[start Provided material]
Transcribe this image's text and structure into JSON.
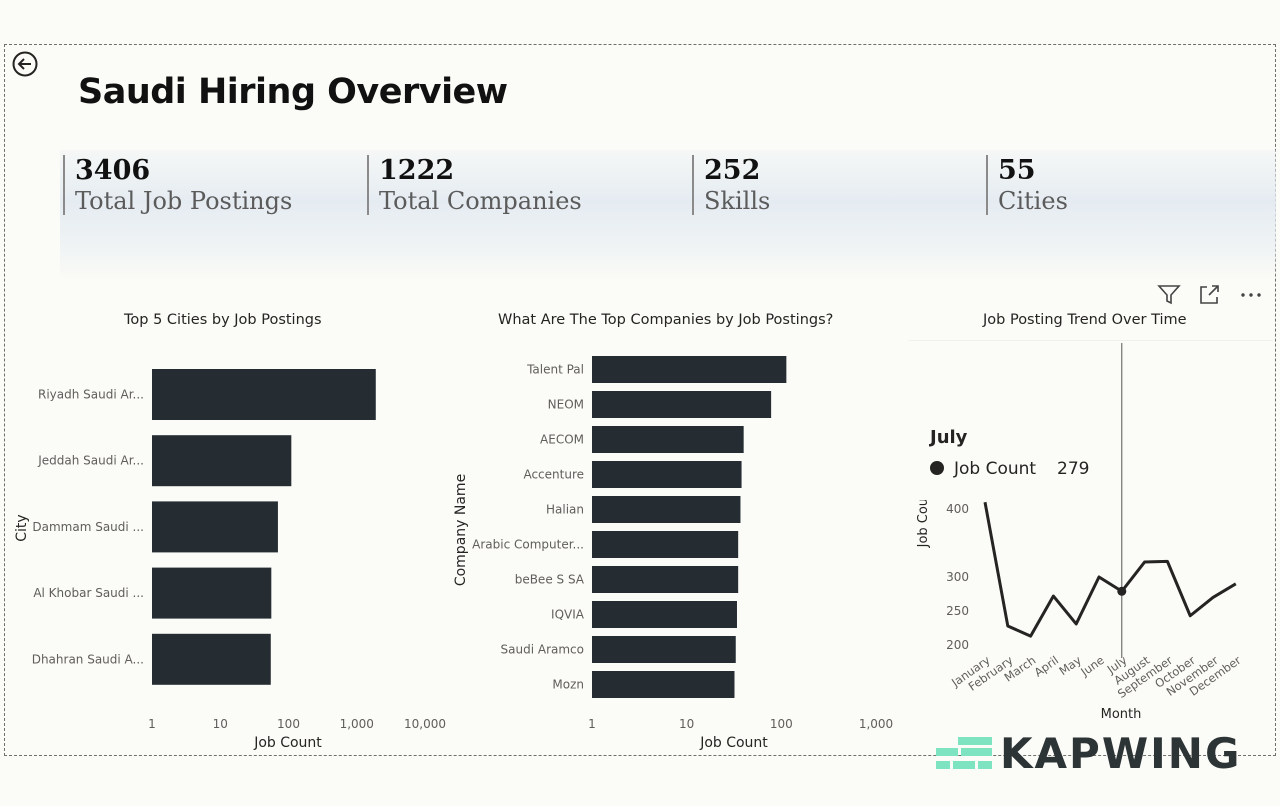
{
  "page": {
    "title": "Saudi Hiring Overview",
    "back_icon": "back-arrow-icon"
  },
  "kpis": [
    {
      "value": "3406",
      "label": "Total Job Postings"
    },
    {
      "value": "1222",
      "label": "Total Companies"
    },
    {
      "value": "252",
      "label": "Skills"
    },
    {
      "value": "55",
      "label": "Cities"
    }
  ],
  "toolbar": {
    "icons": [
      "filter-icon",
      "focus-mode-icon",
      "more-options-icon"
    ]
  },
  "tooltip": {
    "title": "July",
    "series": "Job Count",
    "value": "279"
  },
  "watermark": {
    "text": "KAPWING"
  },
  "colors": {
    "bar": "#252d33",
    "line": "#252423",
    "background": "#fbfbf7"
  },
  "chart_data": [
    {
      "type": "bar",
      "orientation": "horizontal",
      "title": "Top 5 Cities by Job Postings",
      "xlabel": "Job Count",
      "ylabel": "City",
      "x_scale": "log",
      "x_ticks": [
        "1",
        "10",
        "100",
        "1,000",
        "10,000"
      ],
      "categories": [
        "Riyadh Saudi Ar...",
        "Jeddah Saudi Ar...",
        "Dammam Saudi ...",
        "Al Khobar Saudi ...",
        "Dhahran Saudi A..."
      ],
      "values": [
        1900,
        110,
        70,
        56,
        55
      ]
    },
    {
      "type": "bar",
      "orientation": "horizontal",
      "title": "What Are The Top Companies by Job Postings?",
      "xlabel": "Job Count",
      "ylabel": "Company Name",
      "x_scale": "log",
      "x_ticks": [
        "1",
        "10",
        "100",
        "1,000"
      ],
      "categories": [
        "Talent Pal",
        "NEOM",
        "AECOM",
        "Accenture",
        "Halian",
        "Arabic Computer...",
        "beBee S SA",
        "IQVIA",
        "Saudi Aramco",
        "Mozn"
      ],
      "values": [
        113,
        78,
        40,
        38,
        37,
        35,
        35,
        34,
        33,
        32
      ]
    },
    {
      "type": "line",
      "title": "Job Posting Trend Over Time",
      "xlabel": "Month",
      "ylabel": "Job Count",
      "categories": [
        "January",
        "February",
        "March",
        "April",
        "May",
        "June",
        "July",
        "August",
        "September",
        "October",
        "November",
        "December"
      ],
      "values": [
        410,
        228,
        213,
        272,
        231,
        300,
        279,
        322,
        323,
        243,
        270,
        290
      ],
      "y_ticks": [
        "200",
        "250",
        "300",
        "400"
      ],
      "ylim": [
        200,
        420
      ],
      "highlight": "July"
    }
  ]
}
[end Provided material]
## Goal of the exercise
Identify the lines that contain the string "Companies", and copy every one of them.

## Solution
      "label": "Total Companies"
      "title": "What Are The Top Companies by Job Postings?",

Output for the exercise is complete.